* RECORDS *
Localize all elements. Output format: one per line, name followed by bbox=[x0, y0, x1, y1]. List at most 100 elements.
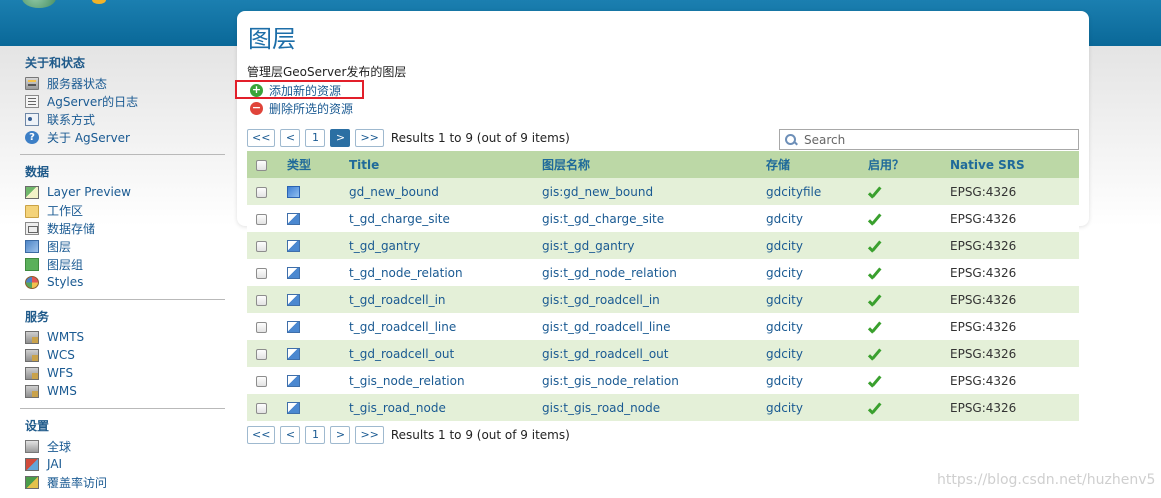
sidebar-item[interactable]: 联系方式 bbox=[25, 110, 225, 128]
column-store[interactable]: 存储 bbox=[766, 151, 868, 178]
store-link[interactable]: gdcityfile bbox=[766, 185, 821, 199]
layer-title-link[interactable]: t_gd_roadcell_in bbox=[349, 293, 446, 307]
sidebar-item[interactable]: 数据存储 bbox=[25, 219, 225, 237]
store-cell[interactable]: gdcity bbox=[766, 205, 868, 232]
layer-name-link[interactable]: gis:t_gd_roadcell_out bbox=[542, 347, 668, 361]
row-checkbox[interactable] bbox=[256, 348, 267, 360]
sidebar-item[interactable]: ? 关于 AgServer bbox=[25, 128, 225, 146]
layer-title-link[interactable]: t_gd_node_relation bbox=[349, 266, 463, 280]
store-cell[interactable]: gdcity bbox=[766, 313, 868, 340]
row-checkbox[interactable] bbox=[256, 240, 267, 252]
search-input[interactable] bbox=[804, 132, 1064, 147]
store-link[interactable]: gdcity bbox=[766, 212, 803, 226]
pager-page-1-button[interactable]: 1 bbox=[305, 426, 326, 444]
store-cell[interactable]: gdcity bbox=[766, 394, 868, 421]
column-type[interactable]: 类型 bbox=[277, 151, 349, 178]
row-checkbox[interactable] bbox=[256, 321, 267, 333]
layer-name-cell[interactable]: gis:t_gis_node_relation bbox=[542, 367, 766, 394]
layer-name-link[interactable]: gis:t_gis_node_relation bbox=[542, 374, 679, 388]
row-checkbox[interactable] bbox=[256, 267, 267, 279]
select-all-checkbox[interactable] bbox=[256, 159, 267, 171]
store-link[interactable]: gdcity bbox=[766, 401, 803, 415]
column-title[interactable]: Title bbox=[349, 151, 542, 178]
layer-name-cell[interactable]: gis:t_gd_gantry bbox=[542, 232, 766, 259]
store-cell[interactable]: gdcity bbox=[766, 259, 868, 286]
pager-last-button[interactable]: >> bbox=[355, 426, 384, 444]
layer-title-link[interactable]: t_gd_gantry bbox=[349, 239, 420, 253]
sidebar-item[interactable]: Styles bbox=[25, 273, 225, 291]
pager-next-button[interactable]: > bbox=[330, 426, 351, 444]
store-link[interactable]: gdcity bbox=[766, 239, 803, 253]
title-cell[interactable]: t_gd_roadcell_line bbox=[349, 313, 542, 340]
sidebar-item[interactable]: 覆盖率访问 bbox=[25, 473, 225, 491]
sidebar-item[interactable]: AgServer的日志 bbox=[25, 92, 225, 110]
title-cell[interactable]: t_gd_roadcell_in bbox=[349, 286, 542, 313]
layer-name-cell[interactable]: gis:t_gd_roadcell_in bbox=[542, 286, 766, 313]
layer-name-link[interactable]: gis:t_gd_roadcell_line bbox=[542, 320, 670, 334]
title-cell[interactable]: t_gd_gantry bbox=[349, 232, 542, 259]
pager-last-button[interactable]: >> bbox=[355, 129, 384, 147]
sidebar-item[interactable]: JAI bbox=[25, 455, 225, 473]
store-link[interactable]: gdcity bbox=[766, 347, 803, 361]
layer-name-link[interactable]: gis:t_gd_charge_site bbox=[542, 212, 664, 226]
sidebar-item[interactable]: Layer Preview bbox=[25, 183, 225, 201]
store-cell[interactable]: gdcityfile bbox=[766, 178, 868, 205]
store-cell[interactable]: gdcity bbox=[766, 232, 868, 259]
layer-title-link[interactable]: t_gd_roadcell_line bbox=[349, 320, 456, 334]
title-cell[interactable]: t_gd_roadcell_out bbox=[349, 340, 542, 367]
store-link[interactable]: gdcity bbox=[766, 293, 803, 307]
layer-title-link[interactable]: gd_new_bound bbox=[349, 185, 439, 199]
pager-page-1-button[interactable]: 1 bbox=[305, 129, 326, 147]
layer-name-link[interactable]: gis:gd_new_bound bbox=[542, 185, 653, 199]
enabled-check-icon bbox=[868, 186, 882, 198]
layer-name-link[interactable]: gis:t_gis_road_node bbox=[542, 401, 660, 415]
sidebar-item[interactable]: WFS bbox=[25, 364, 225, 382]
layer-name-cell[interactable]: gis:gd_new_bound bbox=[542, 178, 766, 205]
pager-prev-button[interactable]: < bbox=[280, 129, 301, 147]
layer-name-cell[interactable]: gis:t_gd_node_relation bbox=[542, 259, 766, 286]
row-checkbox[interactable] bbox=[256, 375, 267, 387]
title-cell[interactable]: t_gd_charge_site bbox=[349, 205, 542, 232]
pager-next-button[interactable]: > bbox=[330, 129, 351, 147]
sidebar-item[interactable]: 图层组 bbox=[25, 255, 225, 273]
pager-first-button[interactable]: << bbox=[247, 426, 276, 444]
layer-title-link[interactable]: t_gd_charge_site bbox=[349, 212, 450, 226]
layer-name-link[interactable]: gis:t_gd_gantry bbox=[542, 239, 635, 253]
layer-name-link[interactable]: gis:t_gd_node_relation bbox=[542, 266, 677, 280]
pager-prev-button[interactable]: < bbox=[280, 426, 301, 444]
remove-selected-link[interactable]: − 删除所选的资源 bbox=[250, 100, 353, 116]
layer-title-link[interactable]: t_gd_roadcell_out bbox=[349, 347, 454, 361]
layer-name-cell[interactable]: gis:t_gd_roadcell_out bbox=[542, 340, 766, 367]
pager-first-button[interactable]: << bbox=[247, 129, 276, 147]
layer-name-cell[interactable]: gis:t_gd_charge_site bbox=[542, 205, 766, 232]
store-cell[interactable]: gdcity bbox=[766, 367, 868, 394]
sidebar-item[interactable]: WCS bbox=[25, 346, 225, 364]
title-cell[interactable]: gd_new_bound bbox=[349, 178, 542, 205]
row-checkbox[interactable] bbox=[256, 213, 267, 225]
layer-name-cell[interactable]: gis:t_gis_road_node bbox=[542, 394, 766, 421]
row-checkbox[interactable] bbox=[256, 186, 267, 198]
sidebar-item[interactable]: WMTS bbox=[25, 328, 225, 346]
sidebar-item[interactable]: 服务器状态 bbox=[25, 74, 225, 92]
row-checkbox[interactable] bbox=[256, 402, 267, 414]
store-link[interactable]: gdcity bbox=[766, 266, 803, 280]
store-cell[interactable]: gdcity bbox=[766, 286, 868, 313]
title-cell[interactable]: t_gis_node_relation bbox=[349, 367, 542, 394]
layer-title-link[interactable]: t_gis_road_node bbox=[349, 401, 446, 415]
column-enabled[interactable]: 启用？ bbox=[868, 151, 950, 178]
store-link[interactable]: gdcity bbox=[766, 374, 803, 388]
sidebar-item[interactable]: WMS bbox=[25, 382, 225, 400]
store-cell[interactable]: gdcity bbox=[766, 340, 868, 367]
layer-name-link[interactable]: gis:t_gd_roadcell_in bbox=[542, 293, 660, 307]
layer-name-cell[interactable]: gis:t_gd_roadcell_line bbox=[542, 313, 766, 340]
store-link[interactable]: gdcity bbox=[766, 320, 803, 334]
sidebar-item[interactable]: 全球 bbox=[25, 437, 225, 455]
title-cell[interactable]: t_gis_road_node bbox=[349, 394, 542, 421]
title-cell[interactable]: t_gd_node_relation bbox=[349, 259, 542, 286]
layer-title-link[interactable]: t_gis_node_relation bbox=[349, 374, 465, 388]
column-native-srs[interactable]: Native SRS bbox=[950, 151, 1079, 178]
sidebar-item[interactable]: 工作区 bbox=[25, 201, 225, 219]
column-layer-name[interactable]: 图层名称 bbox=[542, 151, 766, 178]
sidebar-item[interactable]: 图层 bbox=[25, 237, 225, 255]
row-checkbox[interactable] bbox=[256, 294, 267, 306]
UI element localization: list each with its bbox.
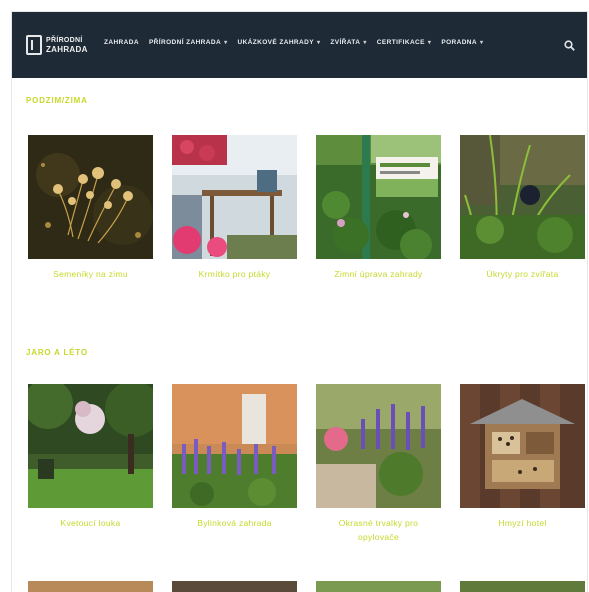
gallery-image-insect-hotel[interactable] bbox=[460, 384, 585, 508]
gallery-image-seedheads[interactable] bbox=[28, 135, 153, 259]
main-menu: ZAHRADA PŘÍRODNÍ ZAHRADA ▾ UKÁZKOVÉ ZAHR… bbox=[104, 39, 483, 46]
menu-item-advice[interactable]: PORADNA ▾ bbox=[441, 39, 483, 46]
gallery-caption[interactable]: Zimní úprava zahrady bbox=[319, 267, 439, 281]
gallery-image-feeder[interactable] bbox=[172, 135, 297, 259]
menu-item-about[interactable]: ZAHRADA bbox=[104, 39, 139, 46]
logo-line-1: PŘÍRODNÍ bbox=[46, 37, 83, 44]
gallery-card[interactable]: Hmyzí hotel bbox=[460, 384, 585, 544]
gallery-caption[interactable]: Semeníky na zimu bbox=[31, 267, 151, 281]
gallery-image-park[interactable] bbox=[28, 384, 153, 508]
top-navigation-bar: PŘÍRODNÍ ZAHRADA ZAHRADA PŘÍRODNÍ ZAHRAD… bbox=[12, 12, 587, 78]
gallery-image-partial[interactable] bbox=[172, 581, 297, 592]
gallery-caption[interactable]: Krmítko pro ptáky bbox=[175, 267, 295, 281]
chevron-down-icon: ▾ bbox=[224, 40, 228, 46]
menu-item-animals[interactable]: ZVÍŘATA ▾ bbox=[330, 39, 366, 46]
chevron-down-icon: ▾ bbox=[316, 40, 321, 46]
gallery-image-salvia[interactable] bbox=[316, 384, 441, 508]
gallery-image-grass[interactable] bbox=[460, 135, 585, 259]
gallery-row-partial bbox=[28, 581, 585, 592]
gallery-card[interactable]: Okrasné trvalky pro opylovače bbox=[316, 384, 441, 544]
page-frame: PŘÍRODNÍ ZAHRADA ZAHRADA PŘÍRODNÍ ZAHRAD… bbox=[12, 12, 587, 592]
gallery-caption[interactable]: Okrasné trvalky pro opylovače bbox=[319, 516, 439, 544]
gallery-card[interactable]: Bylinková zahrada bbox=[172, 384, 297, 544]
chevron-down-icon: ▾ bbox=[427, 40, 432, 46]
gallery-image-book[interactable] bbox=[316, 135, 441, 259]
gallery-image-partial[interactable] bbox=[460, 581, 585, 592]
gallery-caption[interactable]: Bylinková zahrada bbox=[175, 516, 295, 530]
gallery-card[interactable]: Semeníky na zimu bbox=[28, 135, 153, 281]
section-title-autumn-winter: PODZIM/ZIMA bbox=[26, 96, 88, 105]
gallery-card[interactable]: Zimní úprava zahrady bbox=[316, 135, 441, 281]
gallery-row-autumn-winter: Semeníky na zimu Krmítko pro ptáky Zimní… bbox=[28, 135, 585, 281]
gallery-caption[interactable]: Úkryty pro zvířata bbox=[463, 267, 583, 281]
menu-item-certification[interactable]: CERTIFIKACE ▾ bbox=[377, 39, 432, 46]
gallery-card[interactable]: Kvetoucí louka bbox=[28, 384, 153, 544]
gallery-card[interactable]: Krmítko pro ptáky bbox=[172, 135, 297, 281]
gallery-row-spring-summer: Kvetoucí louka Bylinková zahrada Okrasné… bbox=[28, 384, 585, 544]
gallery-caption[interactable]: Hmyzí hotel bbox=[463, 516, 583, 530]
menu-item-nature-garden[interactable]: PŘÍRODNÍ ZAHRADA ▾ bbox=[149, 39, 228, 46]
chevron-down-icon: ▾ bbox=[363, 40, 367, 46]
site-logo[interactable]: PŘÍRODNÍ ZAHRADA bbox=[26, 30, 96, 60]
section-title-spring-summer: JARO A LÉTO bbox=[26, 348, 88, 357]
gallery-image-partial[interactable] bbox=[316, 581, 441, 592]
gallery-image-partial[interactable] bbox=[28, 581, 153, 592]
gallery-card[interactable]: Úkryty pro zvířata bbox=[460, 135, 585, 281]
gallery-caption[interactable]: Kvetoucí louka bbox=[31, 516, 151, 530]
chevron-down-icon: ▾ bbox=[480, 40, 484, 46]
menu-item-showcase-gardens[interactable]: UKÁZKOVÉ ZAHRADY ▾ bbox=[237, 39, 320, 46]
search-icon[interactable] bbox=[564, 38, 575, 51]
logo-mark-icon bbox=[26, 35, 42, 55]
logo-line-2: ZAHRADA bbox=[46, 45, 88, 54]
gallery-image-lavender[interactable] bbox=[172, 384, 297, 508]
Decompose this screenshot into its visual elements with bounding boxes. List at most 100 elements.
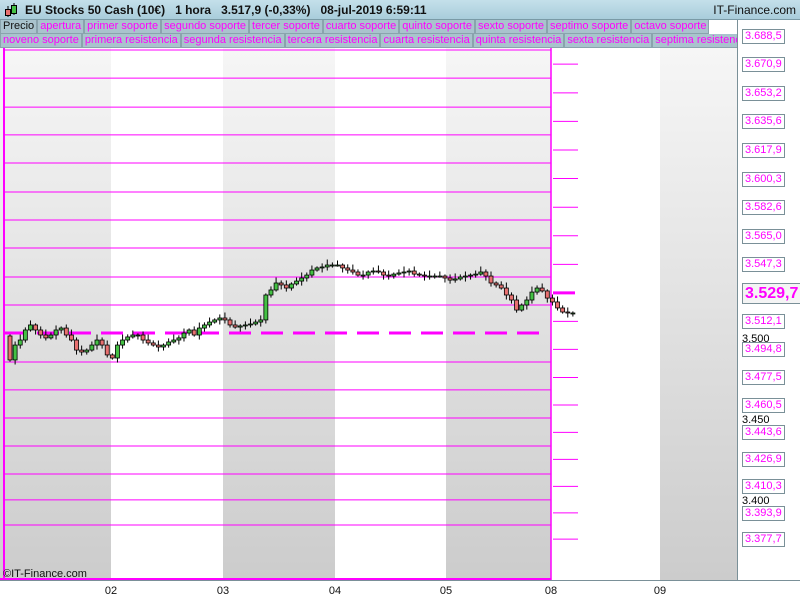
- candle-body-down: [7, 335, 13, 361]
- level-price-label: 3.426,9: [742, 452, 785, 468]
- level-price-label: 3.494,8: [742, 342, 785, 358]
- candle-body-up: [181, 332, 187, 339]
- candlestick-logo-icon: [3, 2, 19, 18]
- candle-body-down: [509, 294, 514, 301]
- candle-body-up: [48, 334, 54, 339]
- legend-item-sexto-soporte[interactable]: sexto soporte: [474, 20, 548, 34]
- candle-body-up: [217, 317, 223, 321]
- candle-body-up: [289, 283, 294, 289]
- level-price-label: 3.460,5: [742, 397, 785, 413]
- legend-item-octavo-soporte[interactable]: octavo soporte: [631, 20, 710, 34]
- legend-item-segundo-soporte[interactable]: segundo soporte: [161, 20, 250, 34]
- candle-body-down: [386, 274, 392, 277]
- legend-item-septimo-soporte[interactable]: septimo soporte: [547, 20, 632, 34]
- candle-body-up: [115, 344, 120, 359]
- candle-body-up: [135, 334, 141, 337]
- candle-body-up: [427, 275, 433, 278]
- candle-body-up: [324, 264, 330, 268]
- legend-item-segunda-resistencia[interactable]: segunda resistencia: [180, 34, 285, 48]
- date-tick-label: 04: [328, 585, 342, 597]
- current-price-label: 3.529,7: [742, 282, 800, 304]
- candle-body-up: [12, 344, 18, 361]
- candle-body-up: [212, 319, 218, 323]
- legend-item-primera-resistencia[interactable]: primera resistencia: [81, 34, 181, 48]
- candle-body-up: [473, 273, 479, 276]
- candle-body-down: [539, 287, 545, 292]
- candle-body-down: [560, 307, 566, 313]
- candle-body-up: [253, 321, 259, 325]
- candle-body-down: [550, 297, 555, 303]
- date-tick-label: 08: [544, 585, 558, 597]
- candle-body-down: [555, 301, 560, 309]
- candle-body-down: [99, 339, 105, 346]
- level-price-label: 3.617,9: [742, 143, 785, 158]
- candle-body-up: [478, 271, 484, 275]
- legend-item-septima-resistencia[interactable]: septima resistencia: [652, 34, 737, 48]
- legend-item-quinta-resistencia[interactable]: quinta resistencia: [472, 34, 565, 48]
- level-price-label: 3.547,3: [742, 257, 785, 273]
- candle-body-down: [498, 284, 504, 289]
- candle-body-down: [355, 271, 361, 276]
- legend-item-cuarto-soporte[interactable]: cuarto soporte: [322, 20, 400, 34]
- candle-body-up: [529, 291, 535, 301]
- candle-body-up: [329, 264, 335, 267]
- legend-item-quinto-soporte[interactable]: quinto soporte: [399, 20, 475, 34]
- legend-item-apertura[interactable]: apertura: [37, 20, 85, 34]
- date-tick-label: 02: [104, 585, 118, 597]
- price-chart: [0, 35, 737, 580]
- candle-body-up: [570, 312, 576, 315]
- level-price-label: 3.600,3: [742, 171, 785, 187]
- candle-body-up: [534, 287, 540, 293]
- candle-body-down: [503, 287, 509, 296]
- price-axis: 3.500 3.450 3.400 3.688,5 3.670,9 3.653,2 3.63…: [737, 20, 800, 580]
- candle-body-down: [191, 329, 197, 336]
- candle-body-down: [222, 317, 228, 321]
- candle-body-up: [360, 274, 366, 277]
- candle-body-up: [524, 299, 530, 306]
- legend-item-noveno-soporte[interactable]: noveno soporte: [0, 34, 82, 48]
- candle-body-down: [38, 329, 44, 336]
- legend-item-cuarta-resistencia[interactable]: cuarta resistencia: [380, 34, 473, 48]
- candle-body-up: [161, 344, 166, 348]
- candle-body-up: [365, 271, 371, 276]
- level-price-label: 3.565,0: [742, 228, 785, 244]
- brand-label[interactable]: IT-Finance.com: [713, 3, 796, 17]
- candle-body-up: [28, 324, 33, 331]
- instrument-title: EU Stocks 50 Cash (10€) 1 hora 3.517,9 (…: [25, 2, 427, 17]
- candle-body-down: [79, 349, 85, 353]
- candle-body-up: [463, 275, 468, 278]
- candle-body-down: [283, 284, 289, 289]
- candle-body-up: [207, 321, 212, 326]
- candle-body-up: [196, 327, 202, 336]
- candle-body-down: [155, 344, 161, 348]
- candle-body-up: [335, 264, 340, 267]
- candle-body-up: [304, 274, 310, 279]
- candle-body-up: [391, 273, 397, 277]
- candle-body-up: [406, 270, 412, 273]
- candle-body-down: [278, 282, 284, 286]
- candle-body-up: [58, 327, 64, 331]
- candle-body-down: [74, 339, 79, 351]
- candle-body-down: [483, 271, 489, 277]
- candle-body-down: [145, 339, 151, 344]
- level-price-label: 3.688,5: [742, 28, 785, 44]
- candle-body-up: [319, 266, 325, 269]
- legend-item-primer-soporte[interactable]: primer soporte: [84, 20, 162, 34]
- candle-body-up: [237, 325, 243, 328]
- level-price-label: 3.410,3: [742, 479, 785, 495]
- level-price-label: 3.635,6: [742, 114, 785, 130]
- level-price-label: 3.512,1: [742, 314, 785, 330]
- candle-body-down: [43, 334, 49, 339]
- legend-item-tercera-resistencia[interactable]: tercera resistencia: [284, 34, 381, 48]
- level-price-label: 3.393,9: [742, 505, 785, 521]
- legend-row-1: Precio apertura primer soporte segundo sopo…: [0, 20, 710, 34]
- candle-body-down: [544, 290, 550, 299]
- candle: [7, 334, 13, 362]
- date-tick-label: 03: [216, 585, 230, 597]
- candle-body-up: [432, 275, 438, 278]
- legend-item-Precio[interactable]: Precio: [0, 20, 38, 34]
- legend-item-tercer-soporte[interactable]: tercer soporte: [249, 20, 323, 34]
- candle-body-up: [166, 341, 172, 346]
- legend-item-sexta-resistencia[interactable]: sexta resistencia: [564, 34, 653, 48]
- candle-body-up: [171, 339, 177, 343]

* EXERCISE DIRECTIONS *
Can you give again the lines of the data starting at the line containing "sidebar-item[interactable]: 联系方式 bbox=[25, 110, 225, 128]" and ending at the line containing "347, 668, 361]", replacing "gdcityfile" with "gdcity_archive" and leaving everything else untouched? Return only those lines.

* FINAL RESULT *
sidebar-item[interactable]: 联系方式 bbox=[25, 110, 225, 128]
column-store[interactable]: 存储 bbox=[766, 151, 868, 178]
store-link[interactable]: gdcity_archive bbox=[766, 185, 821, 199]
layer-title-link[interactable]: t_gd_roadcell_in bbox=[349, 293, 446, 307]
sidebar-item[interactable]: 数据存储 bbox=[25, 219, 225, 237]
store-cell[interactable]: gdcity bbox=[766, 205, 868, 232]
layer-name-link[interactable]: gis:t_gd_roadcell_out bbox=[542, 347, 668, 361]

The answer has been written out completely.